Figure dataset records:
*****
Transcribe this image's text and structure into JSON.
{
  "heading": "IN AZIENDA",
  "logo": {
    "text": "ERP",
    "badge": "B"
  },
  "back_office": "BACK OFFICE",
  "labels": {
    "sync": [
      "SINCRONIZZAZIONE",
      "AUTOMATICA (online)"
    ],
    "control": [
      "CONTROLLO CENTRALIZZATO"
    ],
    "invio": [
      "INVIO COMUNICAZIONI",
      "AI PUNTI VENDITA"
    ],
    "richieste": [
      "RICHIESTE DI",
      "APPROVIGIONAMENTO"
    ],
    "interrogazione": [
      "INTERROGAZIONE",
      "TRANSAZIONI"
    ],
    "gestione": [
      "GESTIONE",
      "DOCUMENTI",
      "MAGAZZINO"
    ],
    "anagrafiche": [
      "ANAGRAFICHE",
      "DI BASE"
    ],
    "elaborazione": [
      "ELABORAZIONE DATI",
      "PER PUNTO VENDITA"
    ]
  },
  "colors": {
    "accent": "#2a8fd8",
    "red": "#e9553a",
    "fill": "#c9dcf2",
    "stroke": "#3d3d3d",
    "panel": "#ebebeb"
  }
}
*****
THE EXERCISE:
Retype every record above exactly as it appears.

EXERCISE RESULT:
Transcribe this image's text and structure into JSON.
{
  "heading": "IN AZIENDA",
  "logo": {
    "text": "ERP",
    "badge": "B"
  },
  "back_office": "BACK OFFICE",
  "labels": {
    "sync": [
      "SINCRONIZZAZIONE",
      "AUTOMATICA (online)"
    ],
    "control": [
      "CONTROLLO CENTRALIZZATO"
    ],
    "invio": [
      "INVIO COMUNICAZIONI",
      "AI PUNTI VENDITA"
    ],
    "richieste": [
      "RICHIESTE DI",
      "APPROVIGIONAMENTO"
    ],
    "interrogazione": [
      "INTERROGAZIONE",
      "TRANSAZIONI"
    ],
    "gestione": [
      "GESTIONE",
      "DOCUMENTI",
      "MAGAZZINO"
    ],
    "anagrafiche": [
      "ANAGRAFICHE",
      "DI BASE"
    ],
    "elaborazione": [
      "ELABORAZIONE DATI",
      "PER PUNTO VENDITA"
    ]
  },
  "colors": {
    "accent": "#2a8fd8",
    "red": "#e9553a",
    "fill": "#c9dcf2",
    "stroke": "#3d3d3d",
    "panel": "#ebebeb"
  }
}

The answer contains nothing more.